= EXERCISE DETAILS =
Copy out everything from the line containing "ubicacion-cell: Calle Patricio" down to the line containing "10, 352, 69]", exactly as they appear in the rows.

= ENTRIES SUPPLIED =
+-------+

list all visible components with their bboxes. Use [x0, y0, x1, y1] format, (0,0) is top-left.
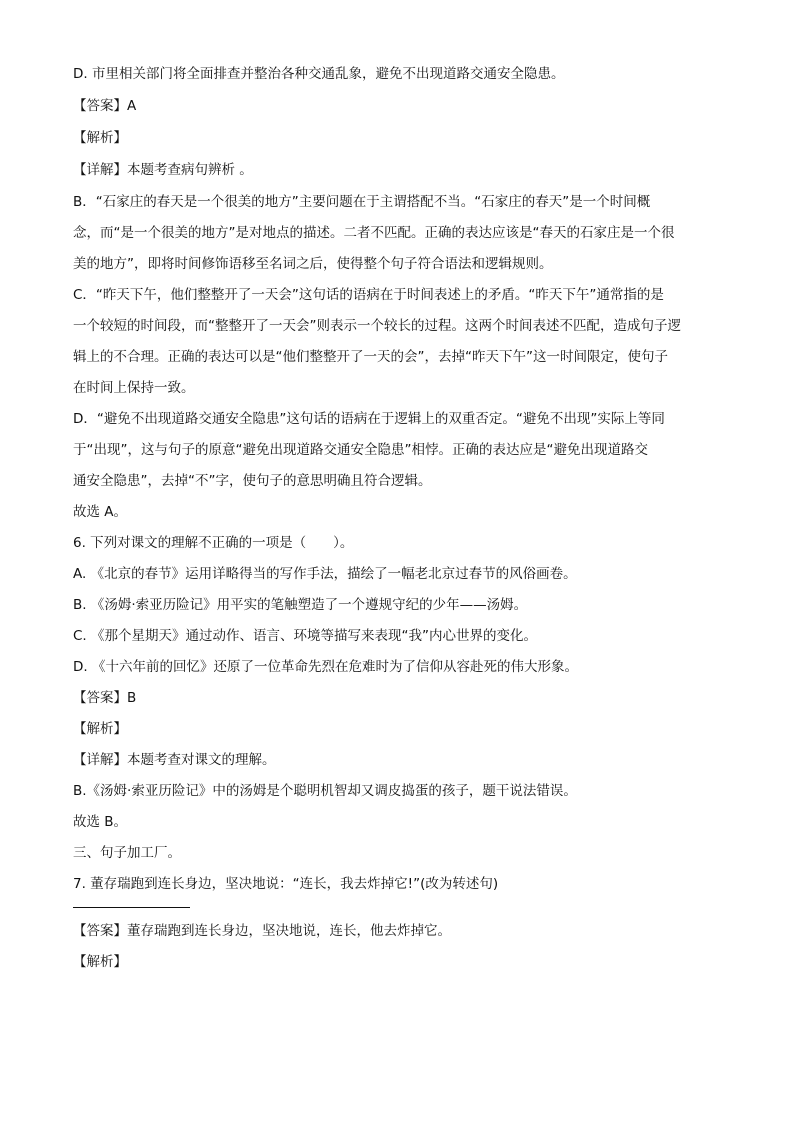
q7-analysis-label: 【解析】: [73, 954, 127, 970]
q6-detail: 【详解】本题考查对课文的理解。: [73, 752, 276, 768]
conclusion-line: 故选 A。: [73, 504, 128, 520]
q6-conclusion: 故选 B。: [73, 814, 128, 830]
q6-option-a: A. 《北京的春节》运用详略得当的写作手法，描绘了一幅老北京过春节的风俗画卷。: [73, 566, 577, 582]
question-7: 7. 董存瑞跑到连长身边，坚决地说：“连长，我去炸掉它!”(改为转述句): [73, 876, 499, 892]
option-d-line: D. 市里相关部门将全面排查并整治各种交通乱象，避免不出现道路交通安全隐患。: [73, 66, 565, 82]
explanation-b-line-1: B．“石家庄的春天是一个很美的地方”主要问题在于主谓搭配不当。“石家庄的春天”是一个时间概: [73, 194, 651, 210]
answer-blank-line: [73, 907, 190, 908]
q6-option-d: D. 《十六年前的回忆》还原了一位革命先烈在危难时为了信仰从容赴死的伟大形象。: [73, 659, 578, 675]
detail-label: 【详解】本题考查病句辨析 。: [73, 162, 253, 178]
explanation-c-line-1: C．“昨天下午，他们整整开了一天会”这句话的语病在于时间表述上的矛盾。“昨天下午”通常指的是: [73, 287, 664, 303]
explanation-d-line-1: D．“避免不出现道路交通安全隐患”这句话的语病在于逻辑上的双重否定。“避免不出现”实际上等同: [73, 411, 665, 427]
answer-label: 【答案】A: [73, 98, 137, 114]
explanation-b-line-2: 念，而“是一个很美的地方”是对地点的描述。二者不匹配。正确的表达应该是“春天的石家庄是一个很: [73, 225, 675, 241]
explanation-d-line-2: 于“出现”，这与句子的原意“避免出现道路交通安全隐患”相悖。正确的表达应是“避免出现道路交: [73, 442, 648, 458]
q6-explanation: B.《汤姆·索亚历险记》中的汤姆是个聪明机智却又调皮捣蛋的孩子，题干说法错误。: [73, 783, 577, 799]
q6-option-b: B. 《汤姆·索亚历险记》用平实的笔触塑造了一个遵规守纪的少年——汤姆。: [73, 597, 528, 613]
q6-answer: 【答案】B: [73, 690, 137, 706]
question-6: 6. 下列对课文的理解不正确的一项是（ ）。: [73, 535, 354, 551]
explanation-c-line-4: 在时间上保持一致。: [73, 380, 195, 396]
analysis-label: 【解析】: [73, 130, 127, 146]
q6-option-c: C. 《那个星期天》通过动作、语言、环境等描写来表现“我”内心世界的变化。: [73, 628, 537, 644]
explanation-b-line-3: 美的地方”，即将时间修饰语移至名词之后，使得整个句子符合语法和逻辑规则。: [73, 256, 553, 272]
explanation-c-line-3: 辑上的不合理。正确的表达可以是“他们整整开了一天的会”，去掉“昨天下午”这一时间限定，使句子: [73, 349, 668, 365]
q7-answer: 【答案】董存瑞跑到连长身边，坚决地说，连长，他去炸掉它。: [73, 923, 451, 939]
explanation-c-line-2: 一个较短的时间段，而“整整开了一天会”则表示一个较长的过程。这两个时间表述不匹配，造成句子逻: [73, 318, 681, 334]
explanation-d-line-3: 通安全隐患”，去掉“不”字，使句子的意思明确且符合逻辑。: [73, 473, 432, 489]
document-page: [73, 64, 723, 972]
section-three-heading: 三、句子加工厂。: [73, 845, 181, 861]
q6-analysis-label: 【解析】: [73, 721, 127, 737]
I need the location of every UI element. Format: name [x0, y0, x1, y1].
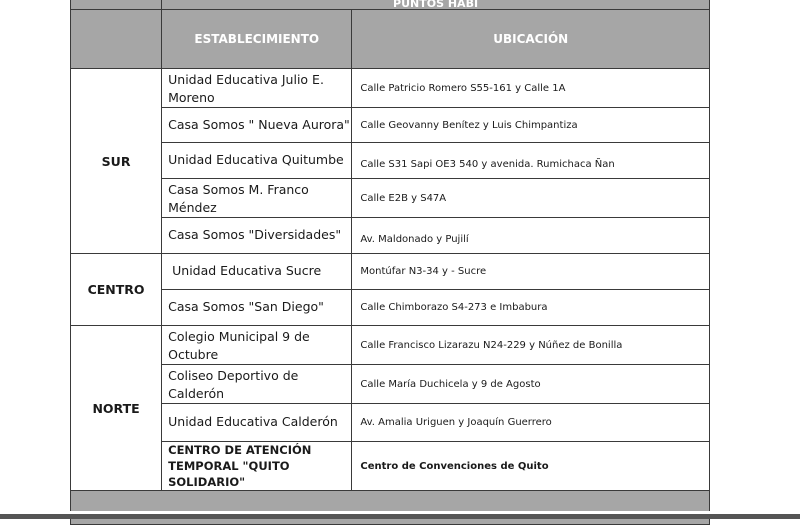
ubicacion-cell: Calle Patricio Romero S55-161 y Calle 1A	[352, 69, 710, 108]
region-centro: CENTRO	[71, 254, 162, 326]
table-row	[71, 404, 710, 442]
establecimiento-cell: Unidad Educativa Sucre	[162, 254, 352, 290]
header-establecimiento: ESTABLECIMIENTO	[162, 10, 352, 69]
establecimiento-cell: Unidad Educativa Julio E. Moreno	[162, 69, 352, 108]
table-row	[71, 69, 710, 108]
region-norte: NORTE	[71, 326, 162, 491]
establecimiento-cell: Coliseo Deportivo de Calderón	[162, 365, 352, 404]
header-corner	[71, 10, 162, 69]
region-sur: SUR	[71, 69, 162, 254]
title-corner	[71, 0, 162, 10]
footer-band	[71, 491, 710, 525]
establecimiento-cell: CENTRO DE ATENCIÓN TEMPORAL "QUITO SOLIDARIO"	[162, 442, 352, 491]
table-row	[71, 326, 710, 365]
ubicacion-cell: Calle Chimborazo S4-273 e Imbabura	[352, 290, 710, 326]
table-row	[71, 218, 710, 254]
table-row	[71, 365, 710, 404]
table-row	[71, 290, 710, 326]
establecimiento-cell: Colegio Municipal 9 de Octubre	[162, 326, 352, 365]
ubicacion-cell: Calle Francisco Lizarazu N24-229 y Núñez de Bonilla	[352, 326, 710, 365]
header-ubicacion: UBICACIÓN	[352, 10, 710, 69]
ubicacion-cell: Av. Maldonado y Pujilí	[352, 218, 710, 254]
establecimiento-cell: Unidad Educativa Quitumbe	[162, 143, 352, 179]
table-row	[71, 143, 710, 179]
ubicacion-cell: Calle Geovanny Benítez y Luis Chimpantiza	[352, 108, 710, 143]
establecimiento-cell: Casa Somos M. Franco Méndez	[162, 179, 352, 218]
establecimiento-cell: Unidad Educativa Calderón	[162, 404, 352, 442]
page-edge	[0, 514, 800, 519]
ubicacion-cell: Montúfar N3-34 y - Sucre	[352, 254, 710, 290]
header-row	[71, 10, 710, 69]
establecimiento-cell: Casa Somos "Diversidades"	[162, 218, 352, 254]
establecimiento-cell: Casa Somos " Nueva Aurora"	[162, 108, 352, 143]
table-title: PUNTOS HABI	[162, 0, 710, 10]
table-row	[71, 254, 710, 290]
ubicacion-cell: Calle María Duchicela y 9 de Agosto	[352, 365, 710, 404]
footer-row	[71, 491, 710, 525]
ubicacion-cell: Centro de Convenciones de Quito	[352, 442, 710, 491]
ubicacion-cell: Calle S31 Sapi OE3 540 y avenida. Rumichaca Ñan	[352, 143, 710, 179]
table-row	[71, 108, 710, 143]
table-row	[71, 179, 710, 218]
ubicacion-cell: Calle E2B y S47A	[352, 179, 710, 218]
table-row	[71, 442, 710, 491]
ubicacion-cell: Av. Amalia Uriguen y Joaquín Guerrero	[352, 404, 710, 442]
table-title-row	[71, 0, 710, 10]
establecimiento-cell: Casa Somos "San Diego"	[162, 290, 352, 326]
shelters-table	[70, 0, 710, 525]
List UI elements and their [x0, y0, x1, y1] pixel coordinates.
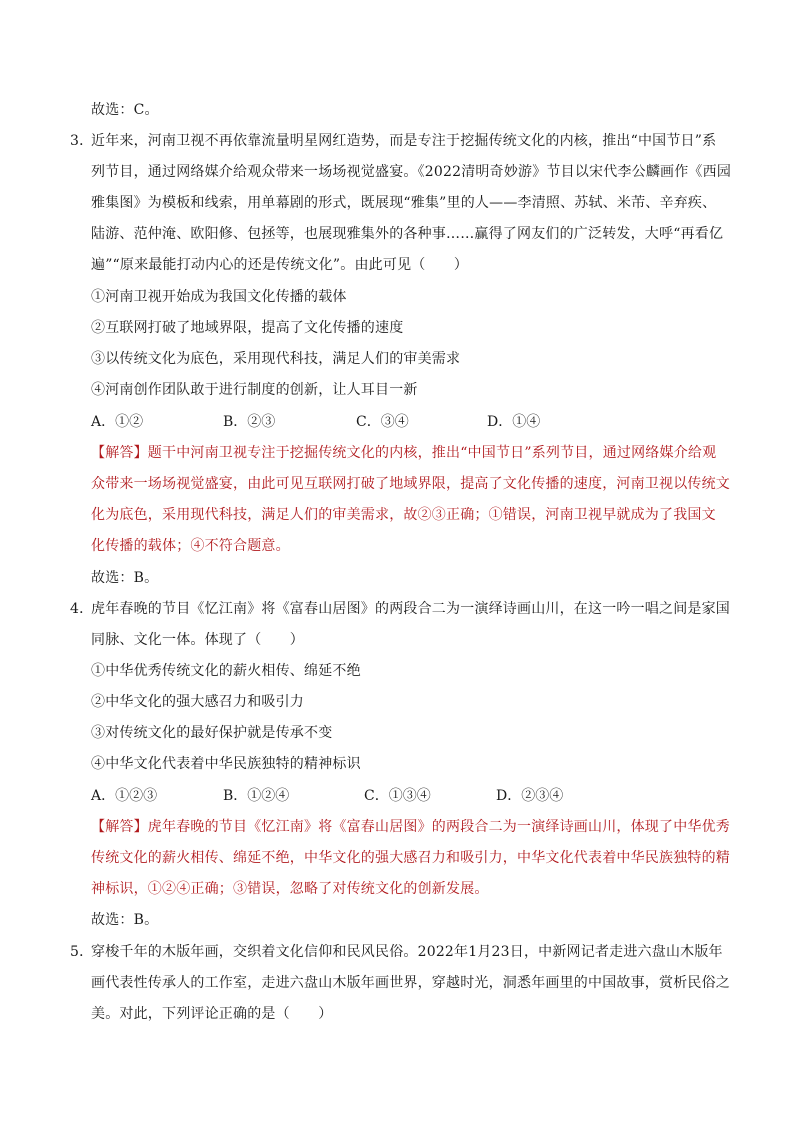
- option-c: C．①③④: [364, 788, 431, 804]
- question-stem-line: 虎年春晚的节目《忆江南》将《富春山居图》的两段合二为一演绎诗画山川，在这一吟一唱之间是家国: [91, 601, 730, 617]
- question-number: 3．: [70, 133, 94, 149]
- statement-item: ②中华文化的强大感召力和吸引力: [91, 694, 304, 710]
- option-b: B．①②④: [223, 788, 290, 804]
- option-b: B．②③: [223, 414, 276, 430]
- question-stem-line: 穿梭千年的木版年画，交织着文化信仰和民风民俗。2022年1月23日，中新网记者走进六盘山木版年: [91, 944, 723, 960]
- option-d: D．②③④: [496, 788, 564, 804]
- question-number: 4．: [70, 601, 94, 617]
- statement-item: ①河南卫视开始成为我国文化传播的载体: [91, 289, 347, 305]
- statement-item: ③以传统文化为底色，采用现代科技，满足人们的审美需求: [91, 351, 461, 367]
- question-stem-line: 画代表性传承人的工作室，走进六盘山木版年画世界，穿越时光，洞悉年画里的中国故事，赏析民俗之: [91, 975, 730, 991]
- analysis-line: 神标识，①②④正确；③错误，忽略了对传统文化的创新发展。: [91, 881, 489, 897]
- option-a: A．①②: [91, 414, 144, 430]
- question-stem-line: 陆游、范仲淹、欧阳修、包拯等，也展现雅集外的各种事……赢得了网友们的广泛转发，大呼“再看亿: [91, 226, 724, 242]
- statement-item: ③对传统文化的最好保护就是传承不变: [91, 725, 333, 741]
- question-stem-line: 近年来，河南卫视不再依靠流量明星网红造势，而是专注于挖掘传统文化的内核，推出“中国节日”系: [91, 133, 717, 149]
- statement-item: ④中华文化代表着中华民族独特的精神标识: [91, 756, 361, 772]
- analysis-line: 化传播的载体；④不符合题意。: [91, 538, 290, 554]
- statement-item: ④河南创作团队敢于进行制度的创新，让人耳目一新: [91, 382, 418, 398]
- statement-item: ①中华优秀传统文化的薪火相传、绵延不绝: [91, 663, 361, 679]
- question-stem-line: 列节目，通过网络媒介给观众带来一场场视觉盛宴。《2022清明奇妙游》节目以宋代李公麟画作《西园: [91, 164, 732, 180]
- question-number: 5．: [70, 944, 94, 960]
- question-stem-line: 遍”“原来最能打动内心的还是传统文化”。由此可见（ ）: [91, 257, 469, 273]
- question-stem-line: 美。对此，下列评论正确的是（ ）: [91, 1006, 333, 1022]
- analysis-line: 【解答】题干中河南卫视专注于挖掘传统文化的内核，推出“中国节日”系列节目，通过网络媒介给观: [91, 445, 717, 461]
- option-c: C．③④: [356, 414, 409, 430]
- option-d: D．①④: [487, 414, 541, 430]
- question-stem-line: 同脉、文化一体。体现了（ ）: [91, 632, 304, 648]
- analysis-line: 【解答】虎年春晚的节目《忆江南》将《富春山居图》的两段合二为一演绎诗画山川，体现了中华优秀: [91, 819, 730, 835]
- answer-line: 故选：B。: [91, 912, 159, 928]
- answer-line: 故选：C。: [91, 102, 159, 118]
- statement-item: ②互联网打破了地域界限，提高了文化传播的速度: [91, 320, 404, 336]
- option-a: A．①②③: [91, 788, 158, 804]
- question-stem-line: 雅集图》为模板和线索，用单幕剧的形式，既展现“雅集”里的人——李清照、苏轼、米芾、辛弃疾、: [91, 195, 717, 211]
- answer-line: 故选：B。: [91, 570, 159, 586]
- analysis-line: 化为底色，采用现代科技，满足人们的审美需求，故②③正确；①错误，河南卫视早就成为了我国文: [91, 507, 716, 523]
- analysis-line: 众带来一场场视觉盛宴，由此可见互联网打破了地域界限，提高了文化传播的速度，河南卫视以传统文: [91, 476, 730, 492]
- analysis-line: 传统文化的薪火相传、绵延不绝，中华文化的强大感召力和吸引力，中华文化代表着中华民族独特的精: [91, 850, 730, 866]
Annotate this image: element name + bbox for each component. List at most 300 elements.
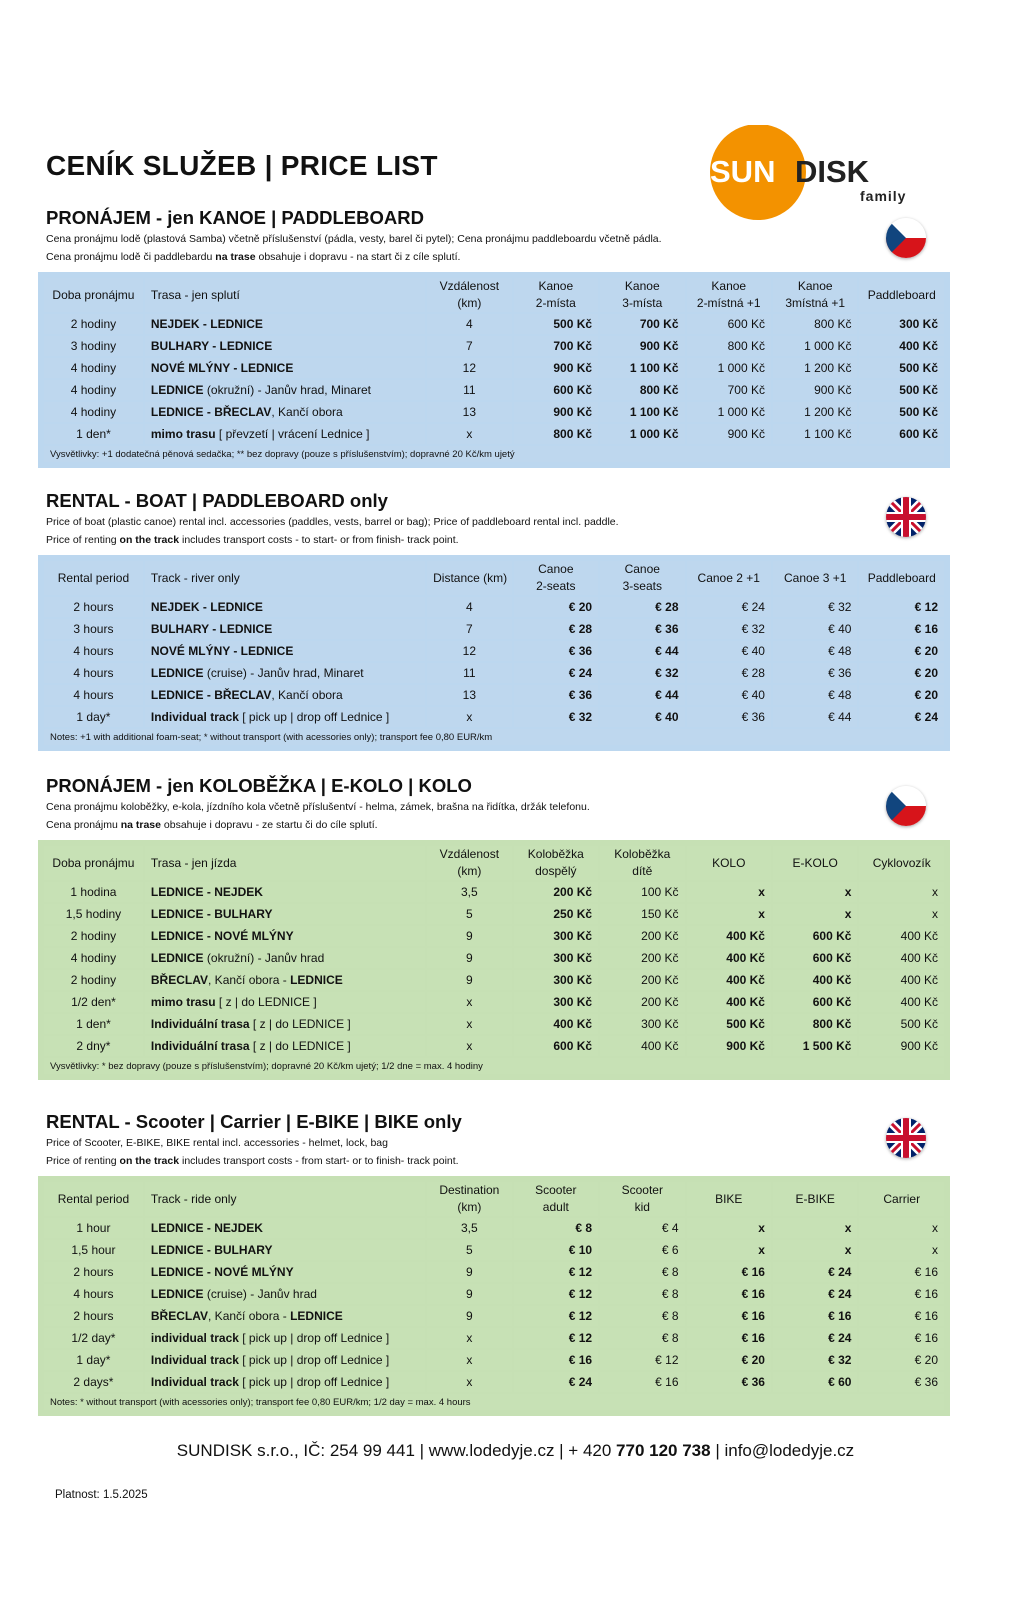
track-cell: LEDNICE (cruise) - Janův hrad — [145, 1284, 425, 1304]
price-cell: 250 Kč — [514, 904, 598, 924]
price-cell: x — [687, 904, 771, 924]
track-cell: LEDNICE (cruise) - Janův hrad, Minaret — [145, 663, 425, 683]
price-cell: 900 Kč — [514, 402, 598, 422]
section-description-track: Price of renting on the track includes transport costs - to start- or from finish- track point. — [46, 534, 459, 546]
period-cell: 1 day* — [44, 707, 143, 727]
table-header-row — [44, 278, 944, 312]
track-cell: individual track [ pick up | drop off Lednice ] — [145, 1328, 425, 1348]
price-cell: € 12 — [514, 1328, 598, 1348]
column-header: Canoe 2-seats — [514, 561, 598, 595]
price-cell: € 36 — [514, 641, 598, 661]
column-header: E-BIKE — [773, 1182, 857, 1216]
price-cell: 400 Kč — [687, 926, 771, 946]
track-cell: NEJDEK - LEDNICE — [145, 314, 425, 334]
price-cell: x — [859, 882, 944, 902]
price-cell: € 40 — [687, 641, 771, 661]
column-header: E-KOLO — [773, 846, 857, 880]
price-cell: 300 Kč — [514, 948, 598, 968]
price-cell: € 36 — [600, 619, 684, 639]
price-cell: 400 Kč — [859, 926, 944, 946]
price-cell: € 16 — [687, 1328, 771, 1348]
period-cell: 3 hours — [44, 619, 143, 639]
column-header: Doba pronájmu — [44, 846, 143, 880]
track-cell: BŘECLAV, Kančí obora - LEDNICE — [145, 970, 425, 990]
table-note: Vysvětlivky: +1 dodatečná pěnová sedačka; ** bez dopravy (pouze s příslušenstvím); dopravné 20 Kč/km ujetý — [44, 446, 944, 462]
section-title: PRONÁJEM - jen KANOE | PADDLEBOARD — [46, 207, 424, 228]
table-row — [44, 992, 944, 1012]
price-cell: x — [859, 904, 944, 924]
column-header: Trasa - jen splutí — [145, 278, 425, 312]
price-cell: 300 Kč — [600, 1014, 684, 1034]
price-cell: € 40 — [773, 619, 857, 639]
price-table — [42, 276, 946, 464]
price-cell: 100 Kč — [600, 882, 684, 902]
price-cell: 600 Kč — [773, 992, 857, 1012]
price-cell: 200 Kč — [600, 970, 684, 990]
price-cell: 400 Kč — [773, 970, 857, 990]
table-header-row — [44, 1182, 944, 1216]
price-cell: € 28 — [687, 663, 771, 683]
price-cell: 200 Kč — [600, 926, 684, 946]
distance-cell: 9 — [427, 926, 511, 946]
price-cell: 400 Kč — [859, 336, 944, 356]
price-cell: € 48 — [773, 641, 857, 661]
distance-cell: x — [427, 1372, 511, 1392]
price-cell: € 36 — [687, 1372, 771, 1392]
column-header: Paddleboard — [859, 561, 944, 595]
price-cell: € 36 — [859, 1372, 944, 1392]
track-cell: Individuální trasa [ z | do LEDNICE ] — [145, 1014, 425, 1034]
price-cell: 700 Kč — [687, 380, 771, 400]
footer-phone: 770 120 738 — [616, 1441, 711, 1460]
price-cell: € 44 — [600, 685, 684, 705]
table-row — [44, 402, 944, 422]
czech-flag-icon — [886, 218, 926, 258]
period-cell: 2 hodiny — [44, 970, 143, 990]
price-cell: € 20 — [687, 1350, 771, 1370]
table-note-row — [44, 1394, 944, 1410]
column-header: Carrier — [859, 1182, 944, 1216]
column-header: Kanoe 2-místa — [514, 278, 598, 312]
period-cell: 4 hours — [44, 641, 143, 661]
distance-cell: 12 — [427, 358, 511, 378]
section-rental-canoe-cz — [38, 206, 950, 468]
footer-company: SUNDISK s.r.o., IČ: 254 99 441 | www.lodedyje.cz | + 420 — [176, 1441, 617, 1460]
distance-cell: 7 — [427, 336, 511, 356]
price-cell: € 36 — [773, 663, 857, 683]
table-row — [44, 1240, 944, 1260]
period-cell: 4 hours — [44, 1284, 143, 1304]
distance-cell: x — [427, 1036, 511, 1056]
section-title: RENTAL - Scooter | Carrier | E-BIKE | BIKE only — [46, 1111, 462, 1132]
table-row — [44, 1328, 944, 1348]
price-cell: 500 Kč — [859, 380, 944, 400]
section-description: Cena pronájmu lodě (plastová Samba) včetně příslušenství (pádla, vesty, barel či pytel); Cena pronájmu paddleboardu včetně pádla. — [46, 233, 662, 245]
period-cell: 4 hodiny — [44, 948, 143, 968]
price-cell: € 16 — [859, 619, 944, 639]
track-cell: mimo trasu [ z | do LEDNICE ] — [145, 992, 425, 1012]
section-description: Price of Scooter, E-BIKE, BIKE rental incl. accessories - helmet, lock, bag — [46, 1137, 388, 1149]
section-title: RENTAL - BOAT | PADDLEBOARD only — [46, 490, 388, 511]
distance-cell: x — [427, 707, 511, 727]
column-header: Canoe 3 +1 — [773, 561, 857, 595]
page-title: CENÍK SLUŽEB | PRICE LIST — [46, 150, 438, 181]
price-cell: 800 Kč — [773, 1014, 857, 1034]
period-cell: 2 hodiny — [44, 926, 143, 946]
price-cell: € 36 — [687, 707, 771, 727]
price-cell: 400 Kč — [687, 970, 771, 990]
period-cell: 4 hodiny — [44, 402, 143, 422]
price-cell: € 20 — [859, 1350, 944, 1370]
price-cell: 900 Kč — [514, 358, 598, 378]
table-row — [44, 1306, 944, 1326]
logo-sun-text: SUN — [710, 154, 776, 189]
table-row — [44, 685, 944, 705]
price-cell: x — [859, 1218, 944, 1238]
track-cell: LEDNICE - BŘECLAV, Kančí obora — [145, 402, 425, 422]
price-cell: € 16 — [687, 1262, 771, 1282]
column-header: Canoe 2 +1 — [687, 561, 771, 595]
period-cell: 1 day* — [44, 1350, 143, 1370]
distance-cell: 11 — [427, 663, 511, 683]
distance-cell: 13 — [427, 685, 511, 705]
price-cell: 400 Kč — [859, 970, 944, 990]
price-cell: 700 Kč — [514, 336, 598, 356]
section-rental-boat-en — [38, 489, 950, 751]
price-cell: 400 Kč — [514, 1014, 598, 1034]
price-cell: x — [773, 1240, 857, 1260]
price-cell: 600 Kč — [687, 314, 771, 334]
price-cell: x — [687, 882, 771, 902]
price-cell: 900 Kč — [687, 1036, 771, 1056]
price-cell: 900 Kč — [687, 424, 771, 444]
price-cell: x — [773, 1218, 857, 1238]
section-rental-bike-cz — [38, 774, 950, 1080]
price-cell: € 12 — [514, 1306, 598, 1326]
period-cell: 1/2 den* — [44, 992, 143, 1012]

+-------+

= PROBLEM SOLUTION =
ubicacion-cell: Calle Patricio Romero S55-161 y Calle 1A	[352, 69, 710, 108]
region-centro: CENTRO	[71, 254, 162, 326]
table-row	[71, 404, 710, 442]
establecimiento-cell: Unidad Educativa Sucre	[162, 254, 352, 290]
header-establecimiento: ESTABLECIMIENTO	[162, 10, 352, 69]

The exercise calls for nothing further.